══ Data lines

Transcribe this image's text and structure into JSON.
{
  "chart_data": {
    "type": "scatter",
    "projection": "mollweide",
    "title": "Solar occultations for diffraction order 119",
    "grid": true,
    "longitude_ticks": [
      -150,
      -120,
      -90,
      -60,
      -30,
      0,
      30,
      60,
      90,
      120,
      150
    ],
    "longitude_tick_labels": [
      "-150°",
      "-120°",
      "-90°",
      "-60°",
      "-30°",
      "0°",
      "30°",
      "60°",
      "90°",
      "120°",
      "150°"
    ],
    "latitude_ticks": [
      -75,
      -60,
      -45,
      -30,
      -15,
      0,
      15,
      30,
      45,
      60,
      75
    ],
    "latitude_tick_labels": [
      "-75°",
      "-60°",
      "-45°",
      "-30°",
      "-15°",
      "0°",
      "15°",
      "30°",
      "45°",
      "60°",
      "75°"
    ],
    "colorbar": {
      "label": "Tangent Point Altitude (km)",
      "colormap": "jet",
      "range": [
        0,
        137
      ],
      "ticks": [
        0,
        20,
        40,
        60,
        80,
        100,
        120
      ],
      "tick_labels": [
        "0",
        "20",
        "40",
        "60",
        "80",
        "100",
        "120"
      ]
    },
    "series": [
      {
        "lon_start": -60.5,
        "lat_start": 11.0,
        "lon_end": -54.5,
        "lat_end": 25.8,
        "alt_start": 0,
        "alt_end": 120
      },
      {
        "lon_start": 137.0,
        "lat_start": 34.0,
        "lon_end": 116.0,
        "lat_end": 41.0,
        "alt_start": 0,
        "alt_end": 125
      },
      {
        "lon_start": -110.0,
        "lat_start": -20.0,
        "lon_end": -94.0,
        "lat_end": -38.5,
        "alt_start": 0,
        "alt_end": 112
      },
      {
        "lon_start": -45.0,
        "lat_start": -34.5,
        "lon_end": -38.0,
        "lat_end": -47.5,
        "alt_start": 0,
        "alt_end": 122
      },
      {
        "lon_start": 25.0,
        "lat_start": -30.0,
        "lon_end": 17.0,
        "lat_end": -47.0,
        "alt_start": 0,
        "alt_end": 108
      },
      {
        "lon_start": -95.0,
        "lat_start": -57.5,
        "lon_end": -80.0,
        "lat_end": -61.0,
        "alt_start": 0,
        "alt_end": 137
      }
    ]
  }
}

════

From the listing above, extract all records word for word.

**Solution for this task:**
Transcribe this image's text and structure into JSON.
{
  "chart_data": {
    "type": "scatter",
    "projection": "mollweide",
    "title": "Solar occultations for diffraction order 119",
    "grid": true,
    "longitude_ticks": [
      -150,
      -120,
      -90,
      -60,
      -30,
      0,
      30,
      60,
      90,
      120,
      150
    ],
    "longitude_tick_labels": [
      "-150°",
      "-120°",
      "-90°",
      "-60°",
      "-30°",
      "0°",
      "30°",
      "60°",
      "90°",
      "120°",
      "150°"
    ],
    "latitude_ticks": [
      -75,
      -60,
      -45,
      -30,
      -15,
      0,
      15,
      30,
      45,
      60,
      75
    ],
    "latitude_tick_labels": [
      "-75°",
      "-60°",
      "-45°",
      "-30°",
      "-15°",
      "0°",
      "15°",
      "30°",
      "45°",
      "60°",
      "75°"
    ],
    "colorbar": {
      "label": "Tangent Point Altitude (km)",
      "colormap": "jet",
      "range": [
        0,
        137
      ],
      "ticks": [
        0,
        20,
        40,
        60,
        80,
        100,
        120
      ],
      "tick_labels": [
        "0",
        "20",
        "40",
        "60",
        "80",
        "100",
        "120"
      ]
    },
    "series": [
      {
        "lon_start": -60.5,
        "lat_start": 11.0,
        "lon_end": -54.5,
        "lat_end": 25.8,
        "alt_start": 0,
        "alt_end": 120
      },
      {
        "lon_start": 137.0,
        "lat_start": 34.0,
        "lon_end": 116.0,
        "lat_end": 41.0,
        "alt_start": 0,
        "alt_end": 125
      },
      {
        "lon_start": -110.0,
        "lat_start": -20.0,
        "lon_end": -94.0,
        "lat_end": -38.5,
        "alt_start": 0,
        "alt_end": 112
      },
      {
        "lon_start": -45.0,
        "lat_start": -34.5,
        "lon_end": -38.0,
        "lat_end": -47.5,
        "alt_start": 0,
        "alt_end": 122
      },
      {
        "lon_start": 25.0,
        "lat_start": -30.0,
        "lon_end": 17.0,
        "lat_end": -47.0,
        "alt_start": 0,
        "alt_end": 108
      },
      {
        "lon_start": -95.0,
        "lat_start": -57.5,
        "lon_end": -80.0,
        "lat_end": -61.0,
        "alt_start": 0,
        "alt_end": 137
      }
    ]
  }
}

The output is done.